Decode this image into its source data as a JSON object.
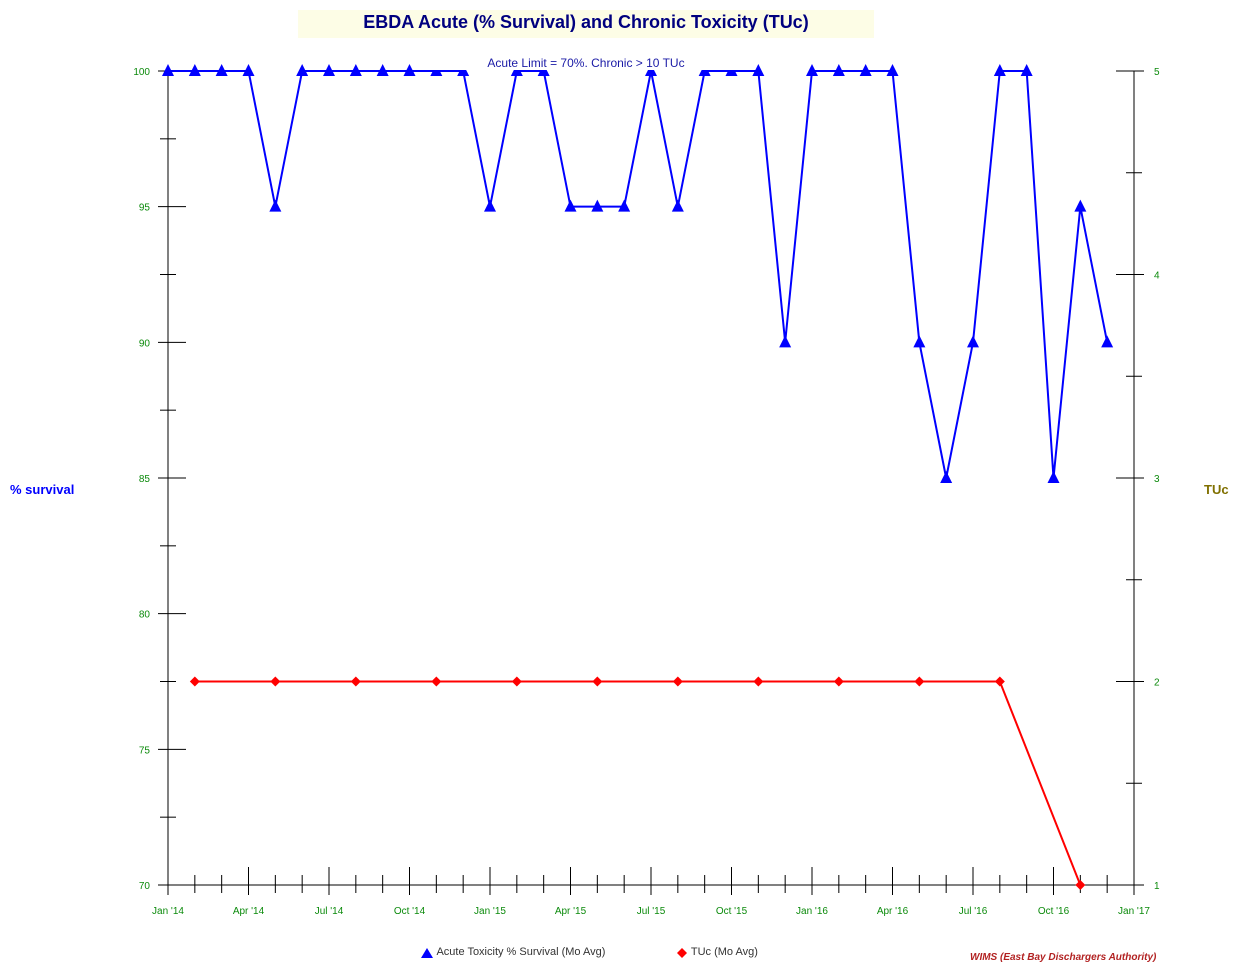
{
  "chart_data": {
    "type": "line",
    "title": "EBDA Acute (% Survival) and Chronic Toxicity (TUc)",
    "subtitle": "Acute Limit = 70%. Chronic  > 10 TUc",
    "ylabel_left": "% survival",
    "ylabel_right": "TUc",
    "ylim_left": [
      70,
      100
    ],
    "ylim_right": [
      1,
      5
    ],
    "xlim": [
      "2014-01",
      "2017-01"
    ],
    "x_tick_labels": [
      "Jan '14",
      "Apr '14",
      "Jul '14",
      "Oct '14",
      "Jan '15",
      "Apr '15",
      "Jul '15",
      "Oct '15",
      "Jan '16",
      "Apr '16",
      "Jul '16",
      "Oct '16",
      "Jan '17"
    ],
    "y_left_tick_labels": [
      "70",
      "75",
      "80",
      "85",
      "90",
      "95",
      "100"
    ],
    "y_right_tick_labels": [
      "1",
      "2",
      "3",
      "4",
      "5"
    ],
    "grid": false,
    "legend_position": "bottom",
    "series": [
      {
        "name": "Acute Toxicity % Survival (Mo  Avg)",
        "axis": "left",
        "color": "#0000ff",
        "marker": "triangle",
        "x": [
          "2014-01",
          "2014-02",
          "2014-03",
          "2014-04",
          "2014-05",
          "2014-06",
          "2014-07",
          "2014-08",
          "2014-09",
          "2014-10",
          "2014-11",
          "2014-12",
          "2015-01",
          "2015-02",
          "2015-03",
          "2015-04",
          "2015-05",
          "2015-06",
          "2015-07",
          "2015-08",
          "2015-09",
          "2015-10",
          "2015-11",
          "2015-12",
          "2016-01",
          "2016-02",
          "2016-03",
          "2016-04",
          "2016-05",
          "2016-06",
          "2016-07",
          "2016-08",
          "2016-09",
          "2016-10",
          "2016-11",
          "2016-12"
        ],
        "values": [
          100,
          100,
          100,
          100,
          95,
          100,
          100,
          100,
          100,
          100,
          100,
          100,
          95,
          100,
          100,
          95,
          95,
          95,
          100,
          95,
          100,
          100,
          100,
          90,
          100,
          100,
          100,
          100,
          90,
          85,
          90,
          100,
          100,
          85,
          95,
          90
        ]
      },
      {
        "name": "TUc (Mo  Avg)",
        "axis": "right",
        "color": "#ff0000",
        "marker": "diamond",
        "x": [
          "2014-02",
          "2014-05",
          "2014-08",
          "2014-11",
          "2015-02",
          "2015-05",
          "2015-08",
          "2015-11",
          "2016-02",
          "2016-05",
          "2016-08",
          "2016-11"
        ],
        "values": [
          2,
          2,
          2,
          2,
          2,
          2,
          2,
          2,
          2,
          2,
          2,
          1
        ]
      }
    ]
  },
  "credit": "WIMS (East Bay Dischargers Authority)",
  "colors": {
    "axis_tick_text": "#0b8a0b",
    "title": "#00007f",
    "acute": "#0000ff",
    "tuc": "#ff0000",
    "tuc_label": "#807000"
  }
}
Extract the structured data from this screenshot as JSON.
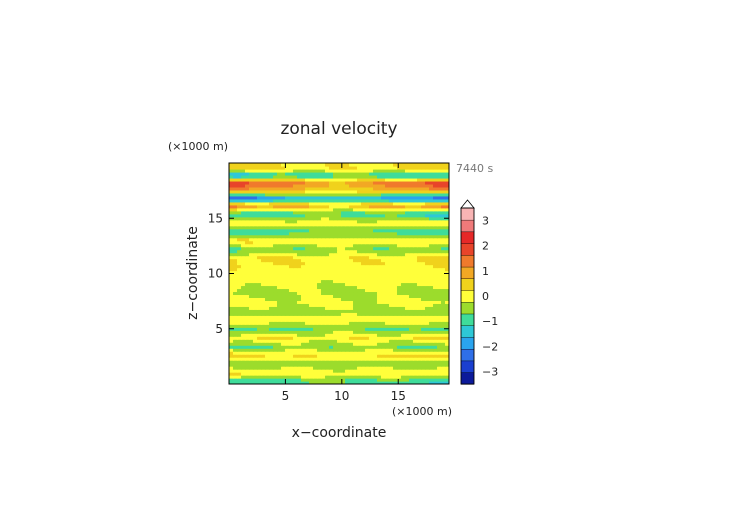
{
  "chart_data": {
    "type": "heatmap",
    "title": "zonal velocity",
    "time_label": "7440 s",
    "xlabel": "x−coordinate",
    "ylabel": "z−coordinate",
    "x_unit_label": "(×1000 m)",
    "y_unit_label": "(×1000 m)",
    "xlim": [
      0,
      19.5
    ],
    "ylim": [
      0,
      20
    ],
    "x_ticks": [
      5,
      10,
      15
    ],
    "y_ticks": [
      5,
      10,
      15
    ],
    "x_tick_labels": [
      "5",
      "10",
      "15"
    ],
    "y_tick_labels": [
      "5",
      "10",
      "15"
    ],
    "colorbar": {
      "min": -3.5,
      "max": 3.5,
      "step": 0.5,
      "extend_max": true,
      "tick_values": [
        -3,
        -2,
        -1,
        0,
        1,
        2,
        3
      ],
      "tick_labels": [
        "−3",
        "−2",
        "−1",
        "0",
        "1",
        "2",
        "3"
      ],
      "colors": [
        "#0c1a9a",
        "#1a3fd0",
        "#2f6fe8",
        "#2aa4ee",
        "#2ec8d6",
        "#3fdc9a",
        "#9cdc2c",
        "#ffff3a",
        "#f0d21c",
        "#f2a824",
        "#f07a2c",
        "#e8442a",
        "#e62828",
        "#f07a7a",
        "#f8b4b4"
      ]
    },
    "bands": [
      {
        "z": 0.3,
        "v": -0.8
      },
      {
        "z": 1.0,
        "v": 0.4
      },
      {
        "z": 1.8,
        "v": -0.3
      },
      {
        "z": 2.6,
        "v": 0.6
      },
      {
        "z": 3.4,
        "v": -0.5
      },
      {
        "z": 4.2,
        "v": 0.5
      },
      {
        "z": 5.0,
        "v": -0.6
      },
      {
        "z": 5.8,
        "v": 0.3
      },
      {
        "z": 6.6,
        "v": -0.3
      },
      {
        "z": 7.4,
        "v": 0.2
      },
      {
        "z": 8.2,
        "v": -0.2
      },
      {
        "z": 9.0,
        "v": 0.1
      },
      {
        "z": 9.8,
        "v": 0.2
      },
      {
        "z": 10.6,
        "v": 0.4
      },
      {
        "z": 11.4,
        "v": 0.6
      },
      {
        "z": 12.2,
        "v": -0.5
      },
      {
        "z": 13.0,
        "v": 0.5
      },
      {
        "z": 13.8,
        "v": -0.8
      },
      {
        "z": 14.6,
        "v": 0.4
      },
      {
        "z": 15.4,
        "v": -1.0
      },
      {
        "z": 16.2,
        "v": 1.5
      },
      {
        "z": 16.8,
        "v": -2.2
      },
      {
        "z": 17.5,
        "v": 1.0
      },
      {
        "z": 18.2,
        "v": 2.0
      },
      {
        "z": 18.9,
        "v": -1.2
      },
      {
        "z": 19.5,
        "v": 0.6
      }
    ]
  }
}
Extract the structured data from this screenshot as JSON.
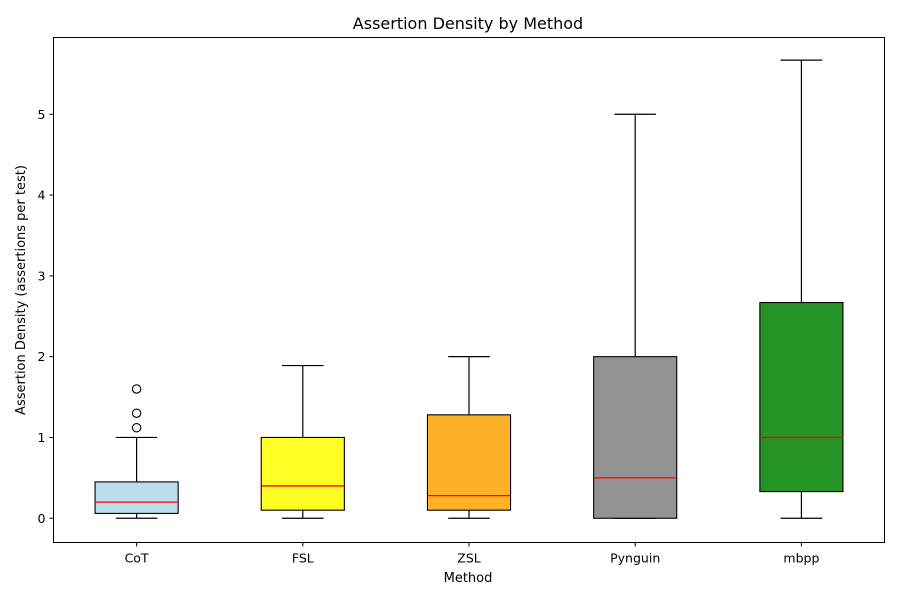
{
  "chart_data": {
    "type": "box",
    "title": "Assertion Density by Method",
    "xlabel": "Method",
    "ylabel": "Assertion Density (assertions per test)",
    "ylim": [
      -0.3,
      5.95
    ],
    "yticks": [
      0,
      1,
      2,
      3,
      4,
      5
    ],
    "grid": false,
    "legend": "none",
    "median_color": "#ff0000",
    "categories": [
      "CoT",
      "FSL",
      "ZSL",
      "Pynguin",
      "mbpp"
    ],
    "boxes": [
      {
        "label": "CoT",
        "whisker_low": 0,
        "q1": 0.06,
        "median": 0.2,
        "q3": 0.45,
        "whisker_high": 1.0,
        "outliers": [
          1.12,
          1.3,
          1.6
        ],
        "color": "#add8e6"
      },
      {
        "label": "FSL",
        "whisker_low": 0,
        "q1": 0.1,
        "median": 0.4,
        "q3": 1.0,
        "whisker_high": 1.89,
        "outliers": [],
        "color": "#ffff00"
      },
      {
        "label": "ZSL",
        "whisker_low": 0,
        "q1": 0.1,
        "median": 0.28,
        "q3": 1.28,
        "whisker_high": 2.0,
        "outliers": [],
        "color": "#ffa500"
      },
      {
        "label": "Pynguin",
        "whisker_low": 0,
        "q1": 0,
        "median": 0.5,
        "q3": 2.0,
        "whisker_high": 5.0,
        "outliers": [],
        "color": "#808080"
      },
      {
        "label": "mbpp",
        "whisker_low": 0,
        "q1": 0.33,
        "median": 1.0,
        "q3": 2.67,
        "whisker_high": 5.67,
        "outliers": [],
        "color": "#008000"
      }
    ]
  }
}
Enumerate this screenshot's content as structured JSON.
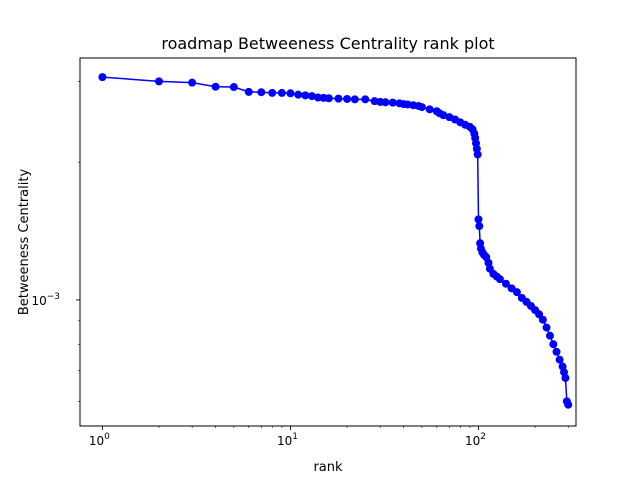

***

SHORT PROBLEM: Respond with the number of lines containing "Density" and no additional words.

THE OUTPUT: 2